▶ _WHAT YOU SHOULD DO_
Recast all of the rows below as a numbered list, leaving out any blank lines.

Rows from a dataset
·····

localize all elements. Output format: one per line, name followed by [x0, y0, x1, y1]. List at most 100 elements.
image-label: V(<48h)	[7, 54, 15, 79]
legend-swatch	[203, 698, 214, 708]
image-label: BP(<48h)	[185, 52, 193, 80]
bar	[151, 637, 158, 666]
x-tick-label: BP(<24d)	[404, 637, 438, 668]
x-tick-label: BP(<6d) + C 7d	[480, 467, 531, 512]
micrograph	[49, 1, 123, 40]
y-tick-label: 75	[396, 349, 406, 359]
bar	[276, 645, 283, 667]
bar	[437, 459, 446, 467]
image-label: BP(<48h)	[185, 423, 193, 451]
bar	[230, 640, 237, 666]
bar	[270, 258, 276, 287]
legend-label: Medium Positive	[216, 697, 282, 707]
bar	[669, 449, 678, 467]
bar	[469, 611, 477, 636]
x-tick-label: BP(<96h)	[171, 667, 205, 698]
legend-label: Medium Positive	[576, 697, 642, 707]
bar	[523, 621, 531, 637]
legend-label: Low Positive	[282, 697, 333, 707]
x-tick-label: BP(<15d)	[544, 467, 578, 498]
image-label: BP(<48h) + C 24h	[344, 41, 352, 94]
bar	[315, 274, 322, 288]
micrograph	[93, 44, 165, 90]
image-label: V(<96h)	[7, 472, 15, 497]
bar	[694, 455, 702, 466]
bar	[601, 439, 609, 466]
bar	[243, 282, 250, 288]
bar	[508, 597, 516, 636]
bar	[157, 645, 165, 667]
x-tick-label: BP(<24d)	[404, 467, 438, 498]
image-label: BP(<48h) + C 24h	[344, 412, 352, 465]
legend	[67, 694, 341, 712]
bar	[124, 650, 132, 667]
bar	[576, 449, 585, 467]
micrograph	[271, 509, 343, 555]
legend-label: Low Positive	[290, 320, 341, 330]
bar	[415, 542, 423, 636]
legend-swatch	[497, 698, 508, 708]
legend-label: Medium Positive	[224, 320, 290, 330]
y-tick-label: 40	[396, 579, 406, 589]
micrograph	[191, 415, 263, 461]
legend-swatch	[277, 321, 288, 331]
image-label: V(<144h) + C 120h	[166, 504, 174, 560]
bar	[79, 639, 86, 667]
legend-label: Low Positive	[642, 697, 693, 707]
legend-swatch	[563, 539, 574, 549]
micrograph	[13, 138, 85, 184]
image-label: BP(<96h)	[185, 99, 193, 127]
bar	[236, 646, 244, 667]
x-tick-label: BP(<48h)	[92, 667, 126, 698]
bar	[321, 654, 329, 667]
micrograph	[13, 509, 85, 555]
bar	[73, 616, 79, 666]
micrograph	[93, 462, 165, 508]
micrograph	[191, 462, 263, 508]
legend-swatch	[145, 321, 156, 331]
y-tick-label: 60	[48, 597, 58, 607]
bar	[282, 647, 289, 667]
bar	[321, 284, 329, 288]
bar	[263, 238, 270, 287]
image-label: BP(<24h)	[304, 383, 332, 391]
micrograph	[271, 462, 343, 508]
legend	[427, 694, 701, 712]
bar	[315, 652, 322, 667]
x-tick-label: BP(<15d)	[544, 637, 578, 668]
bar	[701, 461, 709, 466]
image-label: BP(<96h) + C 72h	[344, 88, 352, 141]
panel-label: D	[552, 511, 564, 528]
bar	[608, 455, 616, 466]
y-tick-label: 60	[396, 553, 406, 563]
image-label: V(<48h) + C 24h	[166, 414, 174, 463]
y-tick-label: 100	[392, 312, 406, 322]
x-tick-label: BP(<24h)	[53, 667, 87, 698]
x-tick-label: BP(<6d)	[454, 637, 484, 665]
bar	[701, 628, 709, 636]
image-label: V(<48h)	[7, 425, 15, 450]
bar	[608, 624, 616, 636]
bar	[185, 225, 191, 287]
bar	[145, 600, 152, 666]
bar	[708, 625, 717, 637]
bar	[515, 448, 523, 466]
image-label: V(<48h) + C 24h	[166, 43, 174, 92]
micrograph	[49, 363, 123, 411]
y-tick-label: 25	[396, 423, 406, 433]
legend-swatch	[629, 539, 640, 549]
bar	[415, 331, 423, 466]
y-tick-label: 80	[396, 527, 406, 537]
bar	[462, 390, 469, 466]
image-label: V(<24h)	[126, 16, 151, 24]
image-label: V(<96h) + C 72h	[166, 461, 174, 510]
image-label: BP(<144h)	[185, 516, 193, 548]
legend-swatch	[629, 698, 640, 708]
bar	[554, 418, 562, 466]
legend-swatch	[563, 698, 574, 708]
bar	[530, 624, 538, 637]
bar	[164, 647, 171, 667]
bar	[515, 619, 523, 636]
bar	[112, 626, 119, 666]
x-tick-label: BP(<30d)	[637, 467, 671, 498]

·····

▶ _TASK RESULT_
1. localize all elements. Output format: one per line, name followed by [x0, y0, x1, y1]. List at most 100 elements.
2. image-label: V(<48h)	[7, 54, 15, 79]
3. legend-swatch	[203, 698, 214, 708]
4. image-label: BP(<48h)	[185, 52, 193, 80]
5. bar	[151, 637, 158, 666]
6. x-tick-label: BP(<24d)	[404, 637, 438, 668]
7. x-tick-label: BP(<6d) + C 7d	[480, 467, 531, 512]
8. micrograph	[49, 1, 123, 40]
9. y-tick-label: 75	[396, 349, 406, 359]
10. bar	[276, 645, 283, 667]
11. bar	[437, 459, 446, 467]
12. image-label: BP(<48h)	[185, 423, 193, 451]
13. bar	[230, 640, 237, 666]
14. bar	[270, 258, 276, 287]
15. legend-label: Medium Positive	[216, 697, 282, 707]
16. bar	[669, 449, 678, 467]
17. bar	[469, 611, 477, 636]
18. x-tick-label: BP(<96h)	[171, 667, 205, 698]
19. legend-label: Medium Positive	[576, 697, 642, 707]
20. bar	[523, 621, 531, 637]
21. legend-label: Low Positive	[282, 697, 333, 707]
22. x-tick-label: BP(<15d)	[544, 467, 578, 498]
23. image-label: BP(<48h) + C 24h	[344, 41, 352, 94]
24. bar	[315, 274, 322, 288]
25. micrograph	[93, 44, 165, 90]
26. image-label: V(<96h)	[7, 472, 15, 497]
27. bar	[694, 455, 702, 466]
28. bar	[601, 439, 609, 466]
29. bar	[243, 282, 250, 288]
30. bar	[508, 597, 516, 636]
31. bar	[157, 645, 165, 667]
32. x-tick-label: BP(<24d)	[404, 467, 438, 498]
33. image-label: BP(<48h) + C 24h	[344, 412, 352, 465]
34. legend	[67, 694, 341, 712]
35. bar	[124, 650, 132, 667]
36. bar	[576, 449, 585, 467]
37. micrograph	[271, 509, 343, 555]
38. legend-label: Low Positive	[290, 320, 341, 330]
39. bar	[415, 542, 423, 636]
40. legend-swatch	[497, 698, 508, 708]
41. legend-label: Medium Positive	[224, 320, 290, 330]
42. y-tick-label: 40	[396, 579, 406, 589]
43. micrograph	[191, 415, 263, 461]
44. legend-swatch	[277, 321, 288, 331]
45. image-label: V(<144h) + C 120h	[166, 504, 174, 560]
46. bar	[79, 639, 86, 667]
47. legend-label: Low Positive	[642, 697, 693, 707]
48. legend-swatch	[563, 539, 574, 549]
49. micrograph	[13, 138, 85, 184]
50. image-label: BP(<96h)	[185, 99, 193, 127]
51. bar	[236, 646, 244, 667]
52. x-tick-label: BP(<48h)	[92, 667, 126, 698]
53. bar	[321, 654, 329, 667]
54. micrograph	[13, 509, 85, 555]
55. bar	[73, 616, 79, 666]
56. micrograph	[93, 462, 165, 508]
57. micrograph	[191, 462, 263, 508]
58. legend-swatch	[145, 321, 156, 331]
59. y-tick-label: 60	[48, 597, 58, 607]
60. bar	[282, 647, 289, 667]
61. bar	[321, 284, 329, 288]
62. bar	[263, 238, 270, 287]
63. image-label: BP(<24h)	[304, 383, 332, 391]
64. micrograph	[271, 462, 343, 508]
65. legend	[427, 694, 701, 712]
66. bar	[315, 652, 322, 667]
67. x-tick-label: BP(<15d)	[544, 637, 578, 668]
68. bar	[701, 461, 709, 466]
69. image-label: BP(<96h) + C 72h	[344, 88, 352, 141]
70. panel-label: D	[552, 511, 564, 528]
71. bar	[608, 455, 616, 466]
72. y-tick-label: 60	[396, 553, 406, 563]
73. image-label: V(<48h) + C 24h	[166, 414, 174, 463]
74. y-tick-label: 100	[392, 312, 406, 322]
75. x-tick-label: BP(<24h)	[53, 667, 87, 698]
76. x-tick-label: BP(<6d)	[454, 637, 484, 665]
77. bar	[701, 628, 709, 636]
78. image-label: V(<48h)	[7, 425, 15, 450]
79. bar	[608, 624, 616, 636]
80. bar	[185, 225, 191, 287]
81. bar	[145, 600, 152, 666]
82. bar	[708, 625, 717, 637]
83. bar	[515, 448, 523, 466]
84. image-label: V(<48h) + C 24h	[166, 43, 174, 92]
85. micrograph	[49, 363, 123, 411]
86. y-tick-label: 25	[396, 423, 406, 433]
87. legend-swatch	[629, 539, 640, 549]
88. bar	[415, 331, 423, 466]
89. y-tick-label: 80	[396, 527, 406, 537]
90. bar	[462, 390, 469, 466]
91. image-label: V(<24h)	[126, 16, 151, 24]
92. image-label: V(<96h) + C 72h	[166, 461, 174, 510]
93. image-label: BP(<144h)	[185, 516, 193, 548]
94. legend-swatch	[629, 698, 640, 708]
95. bar	[554, 418, 562, 466]
96. legend-swatch	[563, 698, 574, 708]
97. bar	[530, 624, 538, 637]
98. bar	[164, 647, 171, 667]
99. bar	[515, 619, 523, 636]
100. bar	[112, 626, 119, 666]
101. x-tick-label: BP(<30d)	[637, 467, 671, 498]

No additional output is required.